> [INPUT RECORDS]:
-- begin --
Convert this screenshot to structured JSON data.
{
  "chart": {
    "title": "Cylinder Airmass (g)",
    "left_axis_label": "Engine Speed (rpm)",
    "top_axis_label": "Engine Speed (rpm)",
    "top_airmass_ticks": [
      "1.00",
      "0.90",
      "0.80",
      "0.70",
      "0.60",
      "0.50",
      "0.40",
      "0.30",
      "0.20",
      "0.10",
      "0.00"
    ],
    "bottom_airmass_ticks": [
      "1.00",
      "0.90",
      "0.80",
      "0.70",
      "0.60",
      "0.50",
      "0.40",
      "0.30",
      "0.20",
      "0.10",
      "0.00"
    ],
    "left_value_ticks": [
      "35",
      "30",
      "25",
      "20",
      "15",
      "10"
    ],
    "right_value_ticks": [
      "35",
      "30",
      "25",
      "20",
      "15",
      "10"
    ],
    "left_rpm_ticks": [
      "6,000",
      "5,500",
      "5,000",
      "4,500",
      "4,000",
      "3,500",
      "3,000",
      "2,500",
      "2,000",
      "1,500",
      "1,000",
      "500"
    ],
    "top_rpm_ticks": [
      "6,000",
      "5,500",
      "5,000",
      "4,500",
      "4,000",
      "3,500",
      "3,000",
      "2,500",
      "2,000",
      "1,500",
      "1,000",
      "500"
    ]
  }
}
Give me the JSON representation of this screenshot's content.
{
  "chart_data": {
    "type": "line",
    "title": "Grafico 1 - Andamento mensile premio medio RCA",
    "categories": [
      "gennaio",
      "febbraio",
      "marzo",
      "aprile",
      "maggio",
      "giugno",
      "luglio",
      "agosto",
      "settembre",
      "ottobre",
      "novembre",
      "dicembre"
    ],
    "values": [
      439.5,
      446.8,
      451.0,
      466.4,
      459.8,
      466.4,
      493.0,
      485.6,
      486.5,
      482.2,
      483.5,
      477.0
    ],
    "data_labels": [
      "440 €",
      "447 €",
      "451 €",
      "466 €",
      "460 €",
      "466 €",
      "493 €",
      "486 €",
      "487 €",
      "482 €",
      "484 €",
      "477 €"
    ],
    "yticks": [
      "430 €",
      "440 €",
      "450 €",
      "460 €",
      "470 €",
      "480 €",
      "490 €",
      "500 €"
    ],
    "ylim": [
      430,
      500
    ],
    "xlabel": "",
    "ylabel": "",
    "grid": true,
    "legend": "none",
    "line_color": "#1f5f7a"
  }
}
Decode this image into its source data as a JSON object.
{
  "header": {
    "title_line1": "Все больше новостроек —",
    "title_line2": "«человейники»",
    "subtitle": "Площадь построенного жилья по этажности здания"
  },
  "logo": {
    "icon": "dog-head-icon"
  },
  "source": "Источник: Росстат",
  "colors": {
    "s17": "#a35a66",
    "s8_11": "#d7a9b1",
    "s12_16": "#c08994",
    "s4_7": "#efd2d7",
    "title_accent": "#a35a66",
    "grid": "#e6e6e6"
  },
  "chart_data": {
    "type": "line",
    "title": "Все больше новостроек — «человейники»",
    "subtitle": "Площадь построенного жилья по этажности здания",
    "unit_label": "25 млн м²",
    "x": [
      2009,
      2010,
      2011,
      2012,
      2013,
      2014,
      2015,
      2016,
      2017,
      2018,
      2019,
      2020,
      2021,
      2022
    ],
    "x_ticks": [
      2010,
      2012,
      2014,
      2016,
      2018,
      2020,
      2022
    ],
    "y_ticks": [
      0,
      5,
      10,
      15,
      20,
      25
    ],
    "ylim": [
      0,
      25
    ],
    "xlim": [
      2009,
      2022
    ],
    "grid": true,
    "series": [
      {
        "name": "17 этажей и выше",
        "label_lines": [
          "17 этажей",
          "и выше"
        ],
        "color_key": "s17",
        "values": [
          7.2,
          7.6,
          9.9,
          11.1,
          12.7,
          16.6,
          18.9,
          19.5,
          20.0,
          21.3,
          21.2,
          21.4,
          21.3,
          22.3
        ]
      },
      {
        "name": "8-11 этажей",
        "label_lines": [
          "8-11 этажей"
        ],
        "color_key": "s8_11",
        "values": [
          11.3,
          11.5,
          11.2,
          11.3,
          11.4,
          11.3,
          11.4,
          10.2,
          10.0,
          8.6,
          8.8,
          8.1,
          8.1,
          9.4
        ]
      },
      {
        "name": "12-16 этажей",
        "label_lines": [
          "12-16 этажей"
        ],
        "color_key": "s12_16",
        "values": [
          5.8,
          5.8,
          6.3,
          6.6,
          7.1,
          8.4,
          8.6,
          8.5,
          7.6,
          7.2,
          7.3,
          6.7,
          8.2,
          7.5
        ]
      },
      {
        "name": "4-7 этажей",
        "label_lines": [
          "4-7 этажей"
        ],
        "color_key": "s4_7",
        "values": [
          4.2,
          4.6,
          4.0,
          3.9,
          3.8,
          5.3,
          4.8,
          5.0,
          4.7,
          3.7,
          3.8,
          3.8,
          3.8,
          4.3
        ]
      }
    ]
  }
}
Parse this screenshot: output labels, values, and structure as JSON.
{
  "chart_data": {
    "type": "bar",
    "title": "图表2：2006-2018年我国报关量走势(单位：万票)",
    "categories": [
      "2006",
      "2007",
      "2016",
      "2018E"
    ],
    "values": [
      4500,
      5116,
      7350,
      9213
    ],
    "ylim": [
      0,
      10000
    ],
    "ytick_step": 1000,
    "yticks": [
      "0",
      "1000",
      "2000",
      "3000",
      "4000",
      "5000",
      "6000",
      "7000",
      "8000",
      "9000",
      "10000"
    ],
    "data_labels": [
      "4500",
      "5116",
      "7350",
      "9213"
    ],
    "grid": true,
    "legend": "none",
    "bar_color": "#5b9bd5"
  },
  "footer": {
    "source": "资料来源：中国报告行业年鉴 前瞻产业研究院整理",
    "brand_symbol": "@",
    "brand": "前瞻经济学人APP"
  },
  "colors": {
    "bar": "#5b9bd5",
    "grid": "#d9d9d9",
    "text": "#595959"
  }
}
-- end --
> [INSTRUCTION]: Reproduce, exactly and with nothing added, the lines from the one that includes "Parse this screenshot: output" through the last line of the material.

> [ANSWER TO THIS EXERCISE]:
Parse this screenshot: output labels, values, and structure as JSON.
{
  "chart_data": {
    "type": "bar",
    "title": "图表2：2006-2018年我国报关量走势(单位：万票)",
    "categories": [
      "2006",
      "2007",
      "2016",
      "2018E"
    ],
    "values": [
      4500,
      5116,
      7350,
      9213
    ],
    "ylim": [
      0,
      10000
    ],
    "ytick_step": 1000,
    "yticks": [
      "0",
      "1000",
      "2000",
      "3000",
      "4000",
      "5000",
      "6000",
      "7000",
      "8000",
      "9000",
      "10000"
    ],
    "data_labels": [
      "4500",
      "5116",
      "7350",
      "9213"
    ],
    "grid": true,
    "legend": "none",
    "bar_color": "#5b9bd5"
  },
  "footer": {
    "source": "资料来源：中国报告行业年鉴 前瞻产业研究院整理",
    "brand_symbol": "@",
    "brand": "前瞻经济学人APP"
  },
  "colors": {
    "bar": "#5b9bd5",
    "grid": "#d9d9d9",
    "text": "#595959"
  }
}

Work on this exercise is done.